WORK TO DO »
Sift the listing for lines that hold the string "verified" and pull them out.

########################################

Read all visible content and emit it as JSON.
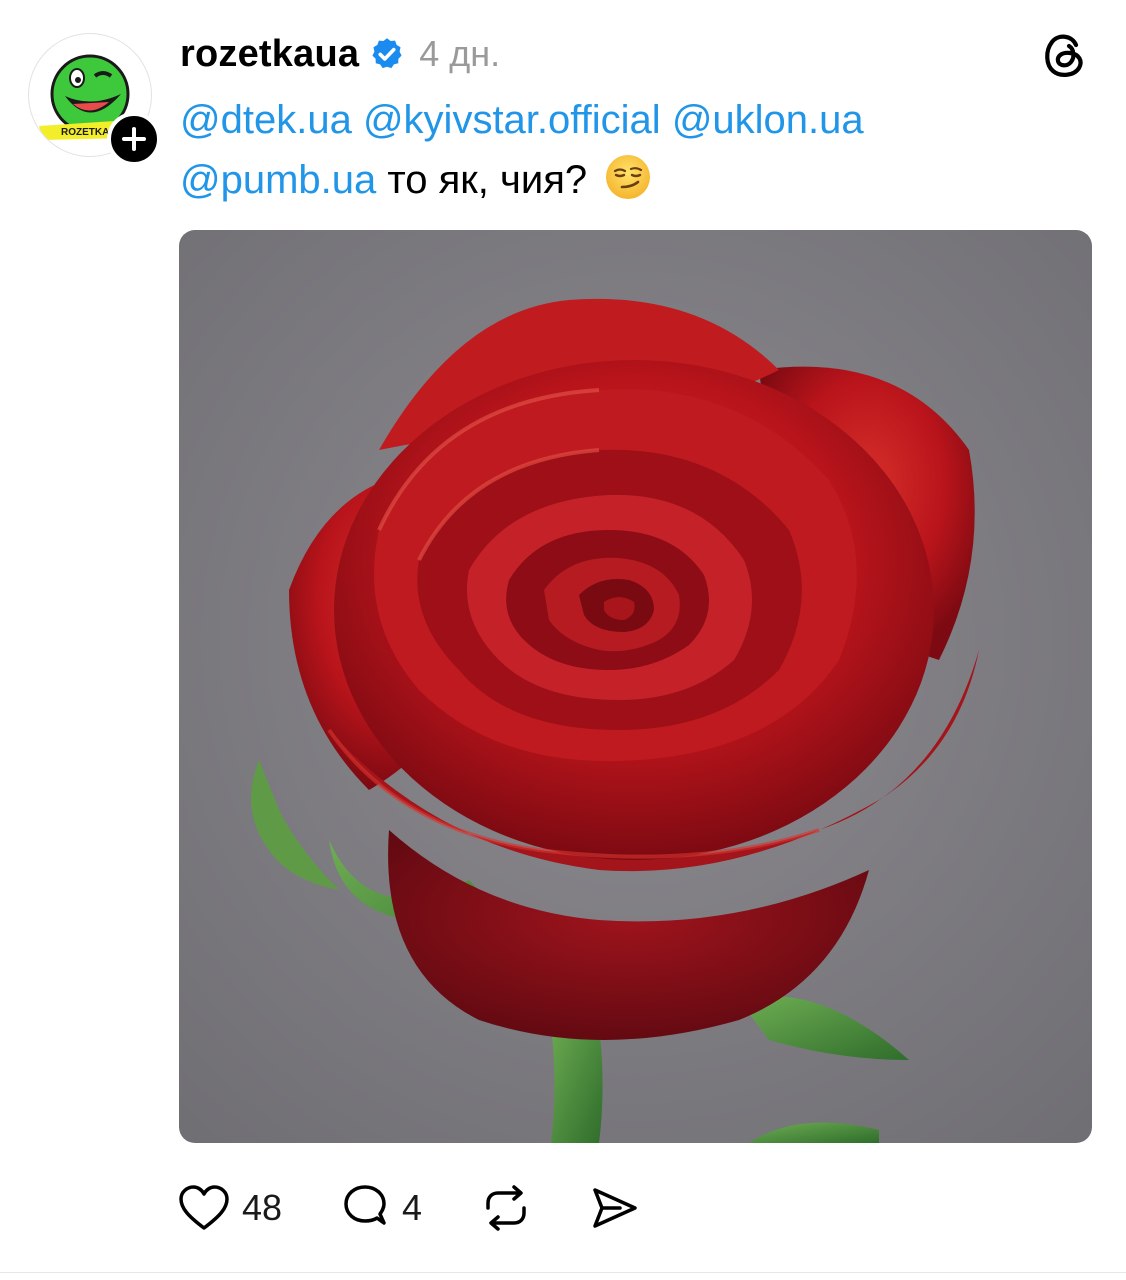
{
  "post": {
    "username": "rozetkaua",
    "time": "4 дн.",
    "avatar_text": "ROZETKA",
    "text": {
      "mention1": "@dtek.ua",
      "mention2": "@kyivstar.official",
      "mention3": "@uklon.ua",
      "mention4": "@pumb.ua",
      "body": " то як, чия?"
    },
    "emoji": "smirk-face",
    "image": "red-rose",
    "likes": "48",
    "comments": "4"
  },
  "colors": {
    "mention": "#2196e8",
    "verified": "#1a8cf0",
    "muted": "#9a9a9a",
    "avatar_green": "#3ec83b",
    "avatar_yellow": "#f3ee2a"
  },
  "icons": [
    "verified-badge-icon",
    "threads-logo-icon",
    "plus-icon",
    "heart-icon",
    "comment-icon",
    "repost-icon",
    "share-icon"
  ]
}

########################################

THE OUTPUT »
    "verified": "#1a8cf0",
    "verified-badge-icon",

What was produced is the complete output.